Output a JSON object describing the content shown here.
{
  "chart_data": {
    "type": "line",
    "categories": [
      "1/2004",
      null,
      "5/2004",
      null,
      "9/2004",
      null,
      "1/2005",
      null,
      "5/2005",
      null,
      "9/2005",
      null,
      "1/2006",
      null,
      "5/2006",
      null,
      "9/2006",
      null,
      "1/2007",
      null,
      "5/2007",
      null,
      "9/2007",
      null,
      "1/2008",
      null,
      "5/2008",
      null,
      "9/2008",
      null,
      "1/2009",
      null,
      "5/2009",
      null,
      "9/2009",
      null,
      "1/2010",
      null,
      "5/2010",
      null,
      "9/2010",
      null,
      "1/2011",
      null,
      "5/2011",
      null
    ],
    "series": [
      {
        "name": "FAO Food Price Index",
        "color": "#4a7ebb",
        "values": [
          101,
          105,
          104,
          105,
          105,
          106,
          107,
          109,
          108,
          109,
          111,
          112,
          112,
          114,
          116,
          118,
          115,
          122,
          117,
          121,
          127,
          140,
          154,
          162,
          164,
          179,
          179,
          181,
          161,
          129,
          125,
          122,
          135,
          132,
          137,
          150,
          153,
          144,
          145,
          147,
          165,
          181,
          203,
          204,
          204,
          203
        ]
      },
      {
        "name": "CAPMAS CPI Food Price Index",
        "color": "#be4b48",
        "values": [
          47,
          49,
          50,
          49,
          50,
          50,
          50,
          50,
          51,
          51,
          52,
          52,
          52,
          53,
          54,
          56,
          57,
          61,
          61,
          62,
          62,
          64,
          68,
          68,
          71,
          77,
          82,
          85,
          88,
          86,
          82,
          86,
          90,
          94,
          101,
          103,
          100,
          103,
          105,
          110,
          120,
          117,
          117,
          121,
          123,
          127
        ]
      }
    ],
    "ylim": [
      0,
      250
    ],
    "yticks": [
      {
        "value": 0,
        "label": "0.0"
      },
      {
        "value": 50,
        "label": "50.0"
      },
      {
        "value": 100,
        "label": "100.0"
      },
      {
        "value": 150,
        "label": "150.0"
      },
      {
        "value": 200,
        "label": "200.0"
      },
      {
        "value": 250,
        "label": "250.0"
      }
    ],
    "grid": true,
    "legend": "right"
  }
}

▬▬▬▬▬▬▬▬▬▬

DIRECTION
Collect, from the material above, every line containing the word "Food".

RESULT
        "name": "FAO Food Price Index",
        "name": "CAPMAS CPI Food Price Index",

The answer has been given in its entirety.